▸ **PROVIDED INFORMATION**
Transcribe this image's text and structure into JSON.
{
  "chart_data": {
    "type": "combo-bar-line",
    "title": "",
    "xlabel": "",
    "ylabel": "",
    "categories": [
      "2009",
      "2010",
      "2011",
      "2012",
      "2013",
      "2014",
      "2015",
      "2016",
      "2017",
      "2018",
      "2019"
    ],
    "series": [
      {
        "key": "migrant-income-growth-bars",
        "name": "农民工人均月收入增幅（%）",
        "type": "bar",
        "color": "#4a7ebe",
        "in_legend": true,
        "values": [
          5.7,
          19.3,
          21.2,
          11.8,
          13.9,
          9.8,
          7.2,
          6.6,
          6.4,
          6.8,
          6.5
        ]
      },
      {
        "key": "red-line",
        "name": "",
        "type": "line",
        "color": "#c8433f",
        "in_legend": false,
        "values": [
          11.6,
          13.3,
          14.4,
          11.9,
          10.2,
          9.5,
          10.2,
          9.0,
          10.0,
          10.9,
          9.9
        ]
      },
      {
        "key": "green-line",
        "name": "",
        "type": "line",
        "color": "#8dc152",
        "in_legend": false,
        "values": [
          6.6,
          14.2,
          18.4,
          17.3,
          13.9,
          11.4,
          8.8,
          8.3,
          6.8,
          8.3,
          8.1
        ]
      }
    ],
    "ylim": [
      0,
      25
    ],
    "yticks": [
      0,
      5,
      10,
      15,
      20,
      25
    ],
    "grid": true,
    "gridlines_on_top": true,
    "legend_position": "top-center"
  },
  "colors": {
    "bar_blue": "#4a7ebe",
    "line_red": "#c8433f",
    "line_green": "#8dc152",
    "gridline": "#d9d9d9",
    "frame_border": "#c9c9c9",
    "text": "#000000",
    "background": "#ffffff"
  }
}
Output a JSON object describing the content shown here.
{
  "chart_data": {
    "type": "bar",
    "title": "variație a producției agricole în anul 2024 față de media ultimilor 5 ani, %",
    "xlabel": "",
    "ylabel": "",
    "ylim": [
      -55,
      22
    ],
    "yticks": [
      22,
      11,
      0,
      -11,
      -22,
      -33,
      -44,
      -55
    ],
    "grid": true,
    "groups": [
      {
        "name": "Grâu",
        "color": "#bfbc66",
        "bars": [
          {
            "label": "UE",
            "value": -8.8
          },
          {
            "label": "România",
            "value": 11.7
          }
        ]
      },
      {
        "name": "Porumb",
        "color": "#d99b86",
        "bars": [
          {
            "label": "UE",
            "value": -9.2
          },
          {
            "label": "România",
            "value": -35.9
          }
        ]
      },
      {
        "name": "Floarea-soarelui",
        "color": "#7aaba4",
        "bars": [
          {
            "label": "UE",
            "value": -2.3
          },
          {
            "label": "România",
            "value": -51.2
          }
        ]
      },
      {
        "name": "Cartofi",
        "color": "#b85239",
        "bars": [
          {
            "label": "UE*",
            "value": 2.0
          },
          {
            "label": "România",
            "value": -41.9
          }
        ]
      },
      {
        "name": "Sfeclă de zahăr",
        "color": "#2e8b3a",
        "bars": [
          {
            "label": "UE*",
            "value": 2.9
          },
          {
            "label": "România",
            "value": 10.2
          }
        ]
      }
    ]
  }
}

▸ **YOUR GOAL**
Your task is to repeat every entry exactly.

▸ **TASK ANSWER**
Transcribe this image's text and structure into JSON.
{
  "chart_data": {
    "type": "combo-bar-line",
    "title": "",
    "xlabel": "",
    "ylabel": "",
    "categories": [
      "2009",
      "2010",
      "2011",
      "2012",
      "2013",
      "2014",
      "2015",
      "2016",
      "2017",
      "2018",
      "2019"
    ],
    "series": [
      {
        "key": "migrant-income-growth-bars",
        "name": "农民工人均月收入增幅（%）",
        "type": "bar",
        "color": "#4a7ebe",
        "in_legend": true,
        "values": [
          5.7,
          19.3,
          21.2,
          11.8,
          13.9,
          9.8,
          7.2,
          6.6,
          6.4,
          6.8,
          6.5
        ]
      },
      {
        "key": "red-line",
        "name": "",
        "type": "line",
        "color": "#c8433f",
        "in_legend": false,
        "values": [
          11.6,
          13.3,
          14.4,
          11.9,
          10.2,
          9.5,
          10.2,
          9.0,
          10.0,
          10.9,
          9.9
        ]
      },
      {
        "key": "green-line",
        "name": "",
        "type": "line",
        "color": "#8dc152",
        "in_legend": false,
        "values": [
          6.6,
          14.2,
          18.4,
          17.3,
          13.9,
          11.4,
          8.8,
          8.3,
          6.8,
          8.3,
          8.1
        ]
      }
    ],
    "ylim": [
      0,
      25
    ],
    "yticks": [
      0,
      5,
      10,
      15,
      20,
      25
    ],
    "grid": true,
    "gridlines_on_top": true,
    "legend_position": "top-center"
  },
  "colors": {
    "bar_blue": "#4a7ebe",
    "line_red": "#c8433f",
    "line_green": "#8dc152",
    "gridline": "#d9d9d9",
    "frame_border": "#c9c9c9",
    "text": "#000000",
    "background": "#ffffff"
  }
}
Output a JSON object describing the content shown here.
{
  "chart_data": {
    "type": "bar",
    "title": "variație a producției agricole în anul 2024 față de media ultimilor 5 ani, %",
    "xlabel": "",
    "ylabel": "",
    "ylim": [
      -55,
      22
    ],
    "yticks": [
      22,
      11,
      0,
      -11,
      -22,
      -33,
      -44,
      -55
    ],
    "grid": true,
    "groups": [
      {
        "name": "Grâu",
        "color": "#bfbc66",
        "bars": [
          {
            "label": "UE",
            "value": -8.8
          },
          {
            "label": "România",
            "value": 11.7
          }
        ]
      },
      {
        "name": "Porumb",
        "color": "#d99b86",
        "bars": [
          {
            "label": "UE",
            "value": -9.2
          },
          {
            "label": "România",
            "value": -35.9
          }
        ]
      },
      {
        "name": "Floarea-soarelui",
        "color": "#7aaba4",
        "bars": [
          {
            "label": "UE",
            "value": -2.3
          },
          {
            "label": "România",
            "value": -51.2
          }
        ]
      },
      {
        "name": "Cartofi",
        "color": "#b85239",
        "bars": [
          {
            "label": "UE*",
            "value": 2.0
          },
          {
            "label": "România",
            "value": -41.9
          }
        ]
      },
      {
        "name": "Sfeclă de zahăr",
        "color": "#2e8b3a",
        "bars": [
          {
            "label": "UE*",
            "value": 2.9
          },
          {
            "label": "România",
            "value": 10.2
          }
        ]
      }
    ]
  }
}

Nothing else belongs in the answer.